Items from a dataset:
-.-.-
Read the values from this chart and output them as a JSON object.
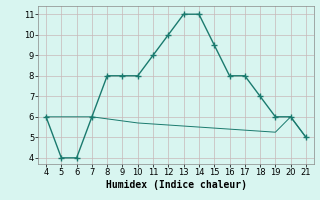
{
  "xlabel": "Humidex (Indice chaleur)",
  "line1_x": [
    4,
    5,
    6,
    7,
    8,
    9,
    10,
    11,
    12,
    13,
    14,
    15,
    16,
    17,
    18,
    19,
    20,
    21
  ],
  "line1_y": [
    6,
    4,
    4,
    6,
    8,
    8,
    8,
    9,
    10,
    11,
    11,
    9.5,
    8,
    8,
    7,
    6,
    6,
    5
  ],
  "line2_x": [
    4,
    5,
    6,
    7,
    8,
    9,
    10,
    11,
    12,
    13,
    14,
    15,
    16,
    17,
    18,
    19,
    20,
    21
  ],
  "line2_y": [
    6,
    6,
    6,
    6,
    5.9,
    5.8,
    5.7,
    5.65,
    5.6,
    5.55,
    5.5,
    5.45,
    5.4,
    5.35,
    5.3,
    5.25,
    6,
    5
  ],
  "line_color": "#1a7a6e",
  "background_color": "#d8f5f0",
  "grid_color": "#c8b8b8",
  "xlim_min": 3.5,
  "xlim_max": 21.5,
  "ylim_min": 3.7,
  "ylim_max": 11.4,
  "xticks": [
    4,
    5,
    6,
    7,
    8,
    9,
    10,
    11,
    12,
    13,
    14,
    15,
    16,
    17,
    18,
    19,
    20,
    21
  ],
  "yticks": [
    4,
    5,
    6,
    7,
    8,
    9,
    10,
    11
  ],
  "tick_labelsize": 6,
  "xlabel_fontsize": 7
}
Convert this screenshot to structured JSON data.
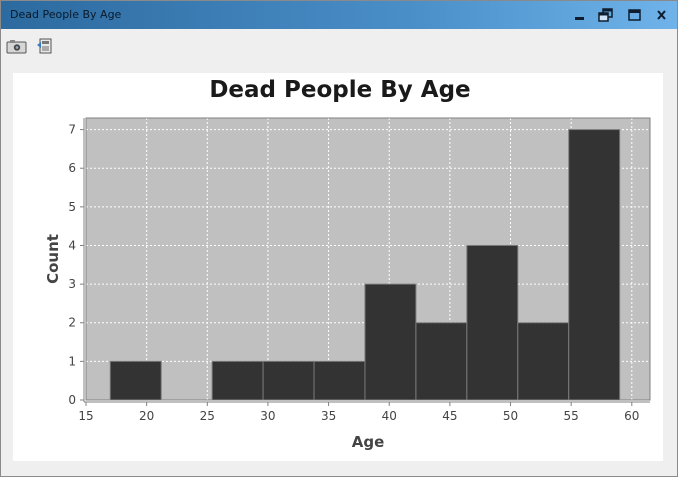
{
  "window": {
    "title": "Dead People By Age",
    "controls": {
      "minimize_icon": "minimize-icon",
      "restore_icon": "restore-icon",
      "maximize_icon": "maximize-icon",
      "close_icon": "close-icon"
    }
  },
  "toolbar": {
    "items": [
      {
        "name": "screenshot-button",
        "icon": "camera-icon"
      },
      {
        "name": "export-button",
        "icon": "export-icon"
      }
    ]
  },
  "colors": {
    "plot_background": "#c0c0c0",
    "bar_fill": "#333333",
    "grid": "#ffffff"
  },
  "chart_data": {
    "type": "bar",
    "title": "Dead People By Age",
    "xlabel": "Age",
    "ylabel": "Count",
    "xlim": [
      15,
      61.5
    ],
    "ylim": [
      0,
      7.3
    ],
    "xticks": [
      15,
      20,
      25,
      30,
      35,
      40,
      45,
      50,
      55,
      60
    ],
    "yticks": [
      0,
      1,
      2,
      3,
      4,
      5,
      6,
      7
    ],
    "grid": true,
    "bins": [
      {
        "start": 17.0,
        "end": 21.2,
        "value": 1
      },
      {
        "start": 21.2,
        "end": 25.4,
        "value": 0
      },
      {
        "start": 25.4,
        "end": 29.6,
        "value": 1
      },
      {
        "start": 29.6,
        "end": 33.8,
        "value": 1
      },
      {
        "start": 33.8,
        "end": 38.0,
        "value": 1
      },
      {
        "start": 38.0,
        "end": 42.2,
        "value": 3
      },
      {
        "start": 42.2,
        "end": 46.4,
        "value": 2
      },
      {
        "start": 46.4,
        "end": 50.6,
        "value": 4
      },
      {
        "start": 50.6,
        "end": 54.8,
        "value": 2
      },
      {
        "start": 54.8,
        "end": 59.0,
        "value": 7
      }
    ]
  }
}
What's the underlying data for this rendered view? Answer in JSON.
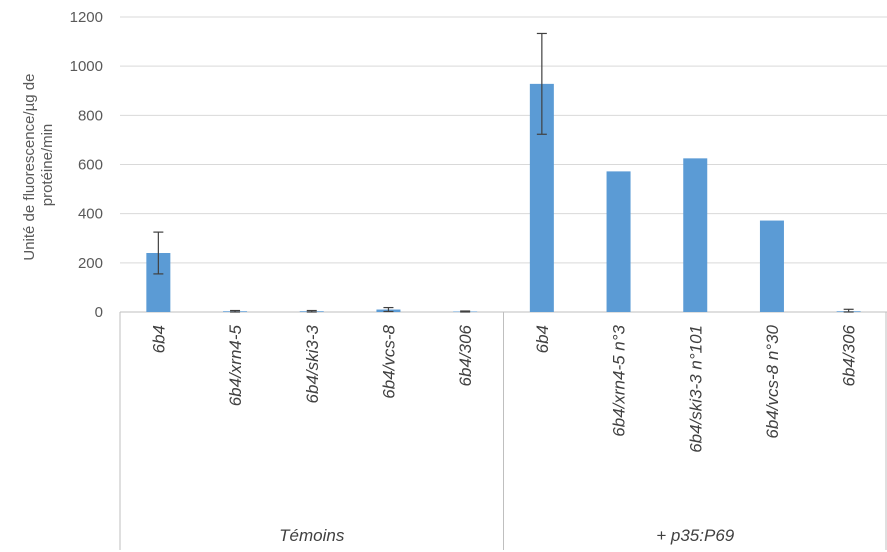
{
  "chart_data": {
    "type": "bar",
    "ylabel": [
      "Unité de fluorescence/µg de",
      "protéine/min"
    ],
    "ylim": [
      0,
      1200
    ],
    "yticks": [
      "0",
      "200",
      "400",
      "600",
      "800",
      "1000",
      "1200"
    ],
    "grid": true,
    "bar_color": "#5B9BD5",
    "groups": [
      {
        "label": "Témoins",
        "count": 5
      },
      {
        "label": "+ p35:P69",
        "count": 5
      }
    ],
    "categories": [
      "6b4",
      "6b4/xrn4-5",
      "6b4/ski3-3",
      "6b4/vcs-8",
      "6b4/306",
      "6b4",
      "6b4/xrn4-5 n°3",
      "6b4/ski3-3 n°101",
      "6b4/vcs-8 n°30",
      "6b4/306"
    ],
    "values": [
      240,
      3,
      3,
      10,
      2,
      928,
      572,
      625,
      372,
      3
    ],
    "errors": [
      85,
      3,
      3,
      8,
      2,
      205,
      0,
      0,
      0,
      8
    ]
  }
}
-.-.-
• **JOB**
Without including any pictures, reproduce the listing exactly.

• **WRITTEN REPLY**
Read the values from this chart and output them as a JSON object.
{
  "xlabel": "Humidex (Indice chaleur)",
  "line1_x": [
    4,
    5,
    6,
    7,
    8,
    9,
    10,
    11,
    12,
    13,
    14,
    15,
    16,
    17,
    18,
    19,
    20,
    21
  ],
  "line1_y": [
    6,
    4,
    4,
    6,
    8,
    8,
    8,
    9,
    10,
    11,
    11,
    9.5,
    8,
    8,
    7,
    6,
    6,
    5
  ],
  "line2_x": [
    4,
    5,
    6,
    7,
    8,
    9,
    10,
    11,
    12,
    13,
    14,
    15,
    16,
    17,
    18,
    19,
    20,
    21
  ],
  "line2_y": [
    6,
    6,
    6,
    6,
    5.9,
    5.8,
    5.7,
    5.65,
    5.6,
    5.55,
    5.5,
    5.45,
    5.4,
    5.35,
    5.3,
    5.25,
    6,
    5
  ],
  "line_color": "#1a7a6e",
  "background_color": "#d8f5f0",
  "grid_color": "#c8b8b8",
  "xlim_min": 3.5,
  "xlim_max": 21.5,
  "ylim_min": 3.7,
  "ylim_max": 11.4,
  "xticks": [
    4,
    5,
    6,
    7,
    8,
    9,
    10,
    11,
    12,
    13,
    14,
    15,
    16,
    17,
    18,
    19,
    20,
    21
  ],
  "yticks": [
    4,
    5,
    6,
    7,
    8,
    9,
    10,
    11
  ],
  "tick_labelsize": 6,
  "xlabel_fontsize": 7
}
Convert this screenshot to structured JSON data.
{
  "window": {
    "title": "Dead People By Age",
    "controls": {
      "minimize_icon": "minimize-icon",
      "restore_icon": "restore-icon",
      "maximize_icon": "maximize-icon",
      "close_icon": "close-icon"
    }
  },
  "toolbar": {
    "items": [
      {
        "name": "screenshot-button",
        "icon": "camera-icon"
      },
      {
        "name": "export-button",
        "icon": "export-icon"
      }
    ]
  },
  "colors": {
    "plot_background": "#c0c0c0",
    "bar_fill": "#333333",
    "grid": "#ffffff"
  },
  "chart_data": {
    "type": "bar",
    "title": "Dead People By Age",
    "xlabel": "Age",
    "ylabel": "Count",
    "xlim": [
      15,
      61.5
    ],
    "ylim": [
      0,
      7.3
    ],
    "xticks": [
      15,
      20,
      25,
      30,
      35,
      40,
      45,
      50,
      55,
      60
    ],
    "yticks": [
      0,
      1,
      2,
      3,
      4,
      5,
      6,
      7
    ],
    "grid": true,
    "bins": [
      {
        "start": 17.0,
        "end": 21.2,
        "value": 1
      },
      {
        "start": 21.2,
        "end": 25.4,
        "value": 0
      },
      {
        "start": 25.4,
        "end": 29.6,
        "value": 1
      },
      {
        "start": 29.6,
        "end": 33.8,
        "value": 1
      },
      {
        "start": 33.8,
        "end": 38.0,
        "value": 1
      },
      {
        "start": 38.0,
        "end": 42.2,
        "value": 3
      },
      {
        "start": 42.2,
        "end": 46.4,
        "value": 2
      },
      {
        "start": 46.4,
        "end": 50.6,
        "value": 4
      },
      {
        "start": 50.6,
        "end": 54.8,
        "value": 2
      },
      {
        "start": 54.8,
        "end": 59.0,
        "value": 7
      }
    ]
  }
}
What's the underlying data for this rendered view? Answer in JSON.
{
  "chart_data": {
    "type": "bar",
    "ylabel": [
      "Unité de fluorescence/µg de",
      "protéine/min"
    ],
    "ylim": [
      0,
      1200
    ],
    "yticks": [
      "0",
      "200",
      "400",
      "600",
      "800",
      "1000",
      "1200"
    ],
    "grid": true,
    "bar_color": "#5B9BD5",
    "groups": [
      {
        "label": "Témoins",
        "count": 5
      },
      {
        "label": "+ p35:P69",
        "count": 5
      }
    ],
    "categories": [
      "6b4",
      "6b4/xrn4-5",
      "6b4/ski3-3",
      "6b4/vcs-8",
      "6b4/306",
      "6b4",
      "6b4/xrn4-5 n°3",
      "6b4/ski3-3 n°101",
      "6b4/vcs-8 n°30",
      "6b4/306"
    ],
    "values": [
      240,
      3,
      3,
      10,
      2,
      928,
      572,
      625,
      372,
      3
    ],
    "errors": [
      85,
      3,
      3,
      8,
      2,
      205,
      0,
      0,
      0,
      8
    ]
  }
}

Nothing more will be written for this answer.